--- Data to use ---

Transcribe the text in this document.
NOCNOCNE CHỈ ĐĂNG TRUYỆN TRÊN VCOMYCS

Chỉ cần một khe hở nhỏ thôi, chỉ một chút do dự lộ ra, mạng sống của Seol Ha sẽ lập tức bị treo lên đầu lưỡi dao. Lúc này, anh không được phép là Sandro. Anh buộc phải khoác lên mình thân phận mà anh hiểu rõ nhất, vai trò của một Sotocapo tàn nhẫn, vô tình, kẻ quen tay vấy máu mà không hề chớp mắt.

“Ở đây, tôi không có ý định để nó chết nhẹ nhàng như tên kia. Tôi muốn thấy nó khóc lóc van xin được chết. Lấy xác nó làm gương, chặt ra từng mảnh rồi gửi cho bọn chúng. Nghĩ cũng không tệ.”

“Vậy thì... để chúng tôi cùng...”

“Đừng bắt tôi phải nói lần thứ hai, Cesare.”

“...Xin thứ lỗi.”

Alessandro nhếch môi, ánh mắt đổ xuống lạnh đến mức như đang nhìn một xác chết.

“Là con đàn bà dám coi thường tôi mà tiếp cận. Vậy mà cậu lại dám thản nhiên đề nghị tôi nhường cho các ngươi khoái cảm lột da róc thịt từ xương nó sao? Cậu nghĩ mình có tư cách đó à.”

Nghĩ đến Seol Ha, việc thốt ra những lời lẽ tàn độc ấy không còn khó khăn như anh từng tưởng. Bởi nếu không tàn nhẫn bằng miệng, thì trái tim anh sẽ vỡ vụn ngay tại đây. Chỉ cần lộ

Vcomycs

---

### What this task involves
Your task is to reproduce the whole listing exactly.

### Output below
Transcribe the text in this document.
NOCNOCNE CHỈ ĐĂNG TRUYỆN TRÊN VCOMYCS

Chỉ cần một khe hở nhỏ thôi, chỉ một chút do dự lộ ra, mạng sống của Seol Ha sẽ lập tức bị treo lên đầu lưỡi dao. Lúc này, anh không được phép là Sandro. Anh buộc phải khoác lên mình thân phận mà anh hiểu rõ nhất, vai trò của một Sotocapo tàn nhẫn, vô tình, kẻ quen tay vấy máu mà không hề chớp mắt.

“Ở đây, tôi không có ý định để nó chết nhẹ nhàng như tên kia. Tôi muốn thấy nó khóc lóc van xin được chết. Lấy xác nó làm gương, chặt ra từng mảnh rồi gửi cho bọn chúng. Nghĩ cũng không tệ.”

“Vậy thì... để chúng tôi cùng...”

“Đừng bắt tôi phải nói lần thứ hai, Cesare.”

“...Xin thứ lỗi.”

Alessandro nhếch môi, ánh mắt đổ xuống lạnh đến mức như đang nhìn một xác chết.

“Là con đàn bà dám coi thường tôi mà tiếp cận. Vậy mà cậu lại dám thản nhiên đề nghị tôi nhường cho các ngươi khoái cảm lột da róc thịt từ xương nó sao? Cậu nghĩ mình có tư cách đó à.”

Nghĩ đến Seol Ha, việc thốt ra những lời lẽ tàn độc ấy không còn khó khăn như anh từng tưởng. Bởi nếu không tàn nhẫn bằng miệng, thì trái tim anh sẽ vỡ vụn ngay tại đây. Chỉ cần lộ

Vcomycs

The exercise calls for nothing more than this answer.